● **Exercise task**
Copy out the material below unchanged, from its first line up to and including the line that contains "visibility-eye-icon[interactable] — [7, 383, 21, 395]".

● **Data in this exercise**
++++++

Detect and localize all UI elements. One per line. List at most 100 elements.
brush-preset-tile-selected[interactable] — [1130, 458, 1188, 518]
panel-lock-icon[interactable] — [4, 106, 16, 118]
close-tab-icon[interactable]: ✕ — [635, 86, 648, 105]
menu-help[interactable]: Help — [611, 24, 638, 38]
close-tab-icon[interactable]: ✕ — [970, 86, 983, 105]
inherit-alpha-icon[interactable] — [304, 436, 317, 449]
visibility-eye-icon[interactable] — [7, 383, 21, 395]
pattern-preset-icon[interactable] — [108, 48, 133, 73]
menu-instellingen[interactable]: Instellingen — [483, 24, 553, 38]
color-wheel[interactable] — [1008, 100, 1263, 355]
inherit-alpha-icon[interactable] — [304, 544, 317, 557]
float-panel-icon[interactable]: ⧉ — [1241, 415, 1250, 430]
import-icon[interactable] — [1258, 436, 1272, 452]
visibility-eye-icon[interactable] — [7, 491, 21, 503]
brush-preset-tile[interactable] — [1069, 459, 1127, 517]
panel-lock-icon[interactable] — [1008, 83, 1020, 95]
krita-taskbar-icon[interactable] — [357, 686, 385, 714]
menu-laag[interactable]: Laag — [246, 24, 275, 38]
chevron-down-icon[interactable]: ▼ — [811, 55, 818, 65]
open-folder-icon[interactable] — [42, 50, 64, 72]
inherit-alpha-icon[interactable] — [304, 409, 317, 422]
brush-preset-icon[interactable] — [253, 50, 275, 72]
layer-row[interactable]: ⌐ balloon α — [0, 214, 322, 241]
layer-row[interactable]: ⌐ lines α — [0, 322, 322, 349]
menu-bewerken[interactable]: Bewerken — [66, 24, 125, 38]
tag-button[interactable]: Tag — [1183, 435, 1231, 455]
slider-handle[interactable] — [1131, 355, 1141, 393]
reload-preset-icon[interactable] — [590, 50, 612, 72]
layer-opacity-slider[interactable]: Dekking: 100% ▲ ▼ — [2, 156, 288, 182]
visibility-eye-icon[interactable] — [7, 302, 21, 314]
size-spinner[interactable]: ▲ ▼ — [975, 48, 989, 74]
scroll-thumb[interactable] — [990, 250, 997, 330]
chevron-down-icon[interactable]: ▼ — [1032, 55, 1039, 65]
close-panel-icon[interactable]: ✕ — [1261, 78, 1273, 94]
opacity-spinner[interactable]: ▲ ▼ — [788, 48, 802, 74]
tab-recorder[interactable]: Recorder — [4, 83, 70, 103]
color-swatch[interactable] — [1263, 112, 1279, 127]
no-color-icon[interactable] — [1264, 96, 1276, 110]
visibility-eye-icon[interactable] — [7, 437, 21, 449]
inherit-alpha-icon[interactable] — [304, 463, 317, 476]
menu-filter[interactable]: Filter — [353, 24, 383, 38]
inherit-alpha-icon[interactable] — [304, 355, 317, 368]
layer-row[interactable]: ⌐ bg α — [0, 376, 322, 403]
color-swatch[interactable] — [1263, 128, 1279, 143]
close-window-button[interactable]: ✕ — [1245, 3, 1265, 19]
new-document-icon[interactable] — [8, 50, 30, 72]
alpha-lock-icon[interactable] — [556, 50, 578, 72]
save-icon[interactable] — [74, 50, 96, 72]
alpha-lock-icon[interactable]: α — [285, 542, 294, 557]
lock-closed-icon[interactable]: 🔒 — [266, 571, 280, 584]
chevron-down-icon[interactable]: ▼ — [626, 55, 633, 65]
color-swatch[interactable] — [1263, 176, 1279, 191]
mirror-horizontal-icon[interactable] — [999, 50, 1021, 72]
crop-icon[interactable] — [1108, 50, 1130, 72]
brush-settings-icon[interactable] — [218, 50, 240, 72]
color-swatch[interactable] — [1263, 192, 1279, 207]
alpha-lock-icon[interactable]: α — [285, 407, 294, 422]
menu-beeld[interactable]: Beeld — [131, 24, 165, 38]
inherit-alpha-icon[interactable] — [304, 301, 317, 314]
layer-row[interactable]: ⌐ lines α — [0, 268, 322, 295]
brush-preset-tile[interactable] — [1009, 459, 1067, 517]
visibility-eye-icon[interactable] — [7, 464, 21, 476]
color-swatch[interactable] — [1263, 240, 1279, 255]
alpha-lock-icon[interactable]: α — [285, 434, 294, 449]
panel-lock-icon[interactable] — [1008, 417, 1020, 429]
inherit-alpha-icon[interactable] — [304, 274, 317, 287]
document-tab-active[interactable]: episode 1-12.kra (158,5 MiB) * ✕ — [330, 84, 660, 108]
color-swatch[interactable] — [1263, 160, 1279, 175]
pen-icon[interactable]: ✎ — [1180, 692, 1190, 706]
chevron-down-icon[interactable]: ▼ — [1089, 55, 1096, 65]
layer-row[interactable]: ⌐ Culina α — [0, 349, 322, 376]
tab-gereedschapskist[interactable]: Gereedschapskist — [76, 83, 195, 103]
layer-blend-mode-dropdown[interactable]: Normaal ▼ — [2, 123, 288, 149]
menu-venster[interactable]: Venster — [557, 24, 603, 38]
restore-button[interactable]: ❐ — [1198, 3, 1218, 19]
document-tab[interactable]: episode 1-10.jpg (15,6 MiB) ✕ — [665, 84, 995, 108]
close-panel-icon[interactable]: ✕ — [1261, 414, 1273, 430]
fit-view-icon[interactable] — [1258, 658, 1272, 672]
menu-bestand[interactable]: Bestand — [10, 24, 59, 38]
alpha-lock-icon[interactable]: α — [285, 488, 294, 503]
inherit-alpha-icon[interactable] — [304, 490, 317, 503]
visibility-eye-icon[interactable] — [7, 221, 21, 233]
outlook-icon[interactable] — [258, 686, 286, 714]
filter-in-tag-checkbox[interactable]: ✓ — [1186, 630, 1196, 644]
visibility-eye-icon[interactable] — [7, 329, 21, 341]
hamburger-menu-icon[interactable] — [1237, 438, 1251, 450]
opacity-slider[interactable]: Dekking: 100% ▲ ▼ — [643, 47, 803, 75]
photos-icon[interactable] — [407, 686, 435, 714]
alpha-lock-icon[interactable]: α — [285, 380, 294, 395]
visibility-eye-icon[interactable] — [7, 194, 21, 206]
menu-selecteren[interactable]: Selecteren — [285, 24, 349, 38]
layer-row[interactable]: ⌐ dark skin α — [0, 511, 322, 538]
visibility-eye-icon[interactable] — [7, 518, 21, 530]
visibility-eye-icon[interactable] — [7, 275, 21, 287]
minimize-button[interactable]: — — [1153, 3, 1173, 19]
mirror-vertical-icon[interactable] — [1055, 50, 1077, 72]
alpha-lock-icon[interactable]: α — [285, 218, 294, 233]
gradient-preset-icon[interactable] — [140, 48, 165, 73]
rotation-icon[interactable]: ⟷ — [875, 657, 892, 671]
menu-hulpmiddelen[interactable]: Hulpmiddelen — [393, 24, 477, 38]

++++++

● **Expected answer**
Detect and localize all UI elements. One per line. List at most 100 elements.
brush-preset-tile-selected[interactable] — [1130, 458, 1188, 518]
panel-lock-icon[interactable] — [4, 106, 16, 118]
close-tab-icon[interactable]: ✕ — [635, 86, 648, 105]
menu-help[interactable]: Help — [611, 24, 638, 38]
close-tab-icon[interactable]: ✕ — [970, 86, 983, 105]
inherit-alpha-icon[interactable] — [304, 436, 317, 449]
visibility-eye-icon[interactable] — [7, 383, 21, 395]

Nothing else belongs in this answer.